> [DATA ENTRIES]
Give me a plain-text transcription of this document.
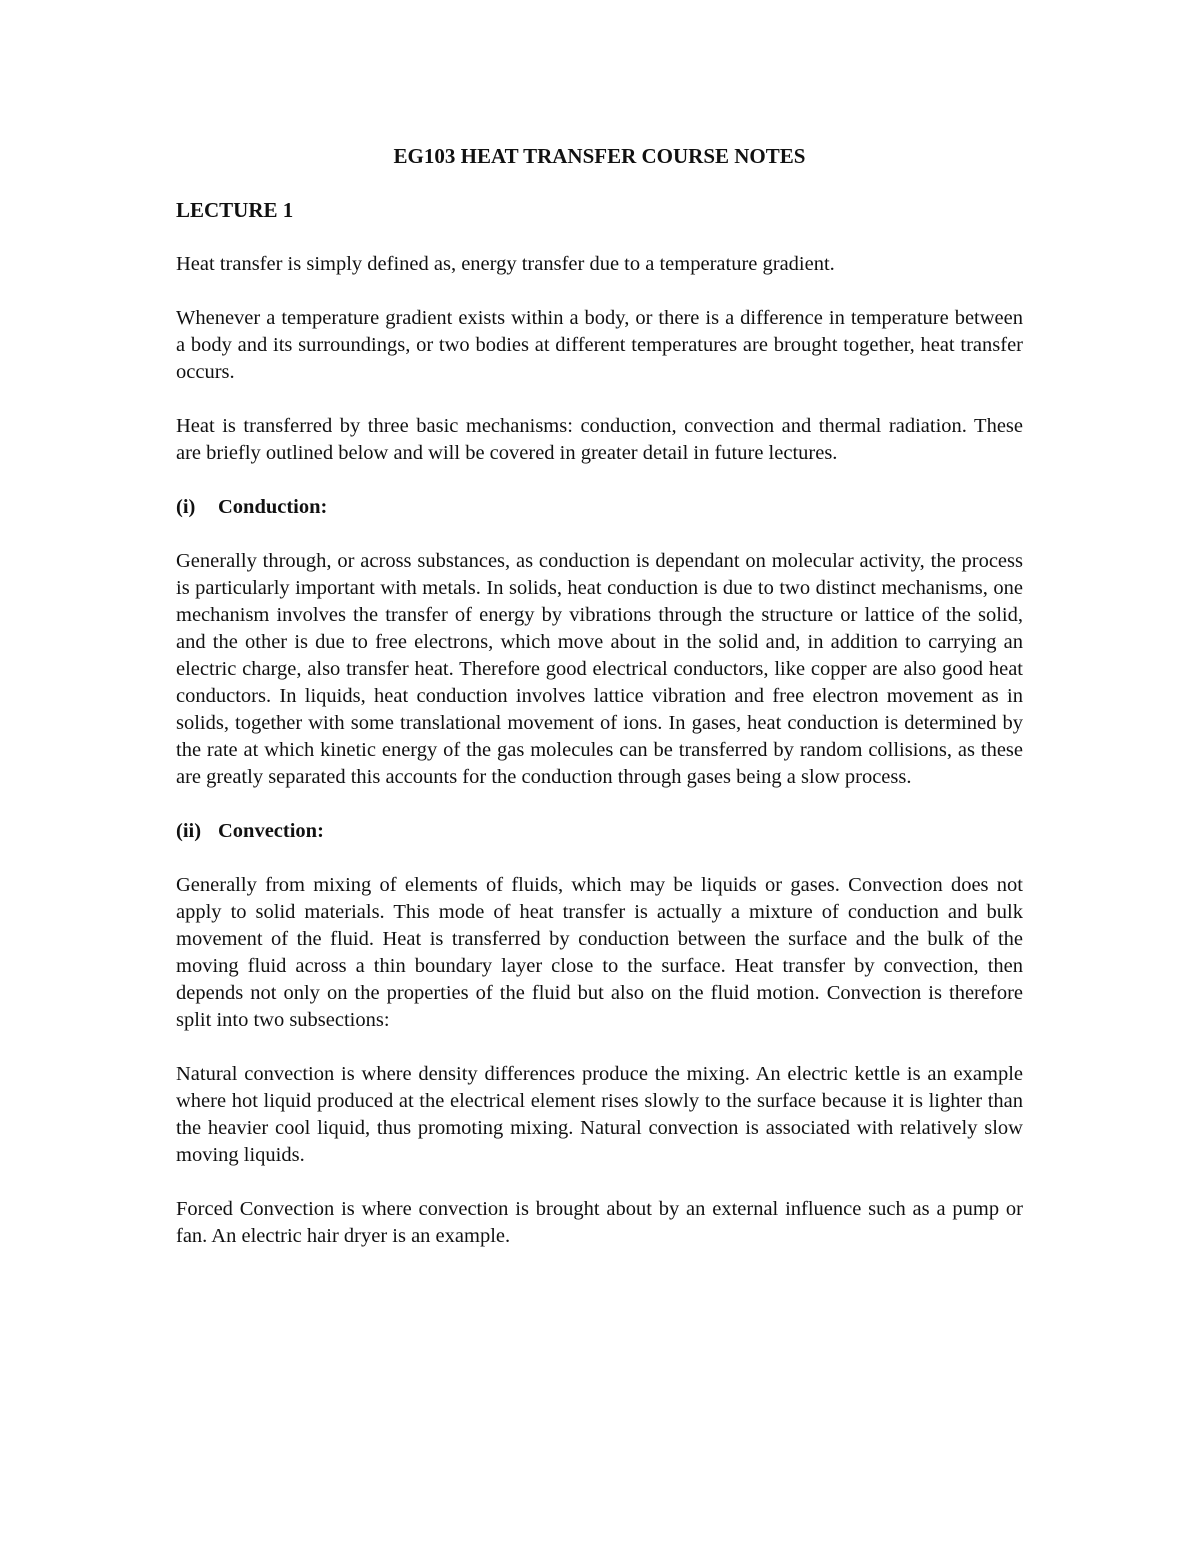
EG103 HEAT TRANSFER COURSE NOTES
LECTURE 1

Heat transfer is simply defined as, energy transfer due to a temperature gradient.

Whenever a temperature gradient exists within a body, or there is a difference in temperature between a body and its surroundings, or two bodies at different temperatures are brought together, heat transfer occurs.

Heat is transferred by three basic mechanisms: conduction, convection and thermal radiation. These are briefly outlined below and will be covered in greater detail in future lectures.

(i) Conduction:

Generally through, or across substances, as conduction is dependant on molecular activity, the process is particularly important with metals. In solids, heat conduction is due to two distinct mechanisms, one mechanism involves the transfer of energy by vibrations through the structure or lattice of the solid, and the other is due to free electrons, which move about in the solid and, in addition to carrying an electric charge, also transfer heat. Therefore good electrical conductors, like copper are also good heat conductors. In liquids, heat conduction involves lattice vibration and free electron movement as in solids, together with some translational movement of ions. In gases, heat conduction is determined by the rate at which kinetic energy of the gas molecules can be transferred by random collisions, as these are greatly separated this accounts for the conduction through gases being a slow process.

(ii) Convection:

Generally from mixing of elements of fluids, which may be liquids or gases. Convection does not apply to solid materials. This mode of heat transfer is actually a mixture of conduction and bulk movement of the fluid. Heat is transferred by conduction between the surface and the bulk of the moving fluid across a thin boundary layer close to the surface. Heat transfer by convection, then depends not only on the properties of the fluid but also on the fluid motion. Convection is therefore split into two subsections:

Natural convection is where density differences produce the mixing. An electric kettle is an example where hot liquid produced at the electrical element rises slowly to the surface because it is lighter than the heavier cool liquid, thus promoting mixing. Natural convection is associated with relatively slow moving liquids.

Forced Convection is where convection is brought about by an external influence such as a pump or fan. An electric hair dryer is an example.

> [BRIEF]
Using the material above, report each line where "together" occurs.

> [FULL ANSWER]
Whenever a temperature gradient exists within a body, or there is a difference in temperature between a body and its surroundings, or two bodies at different temperatures are brought together, heat transfer occurs.
Generally through, or across substances, as conduction is dependant on molecular activity, the process is particularly important with metals. In solids, heat conduction is due to two distinct mechanisms, one mechanism involves the transfer of energy by vibrations through the structure or lattice of the solid, and the other is due to free electrons, which move about in the solid and, in addition to carrying an electric charge, also transfer heat. Therefore good electrical conductors, like copper are also good heat conductors. In liquids, heat conduction involves lattice vibration and free electron movement as in solids, together with some translational movement of ions. In gases, heat conduction is determined by the rate at which kinetic energy of the gas molecules can be transferred by random collisions, as these are greatly separated this accounts for the conduction through gases being a slow process.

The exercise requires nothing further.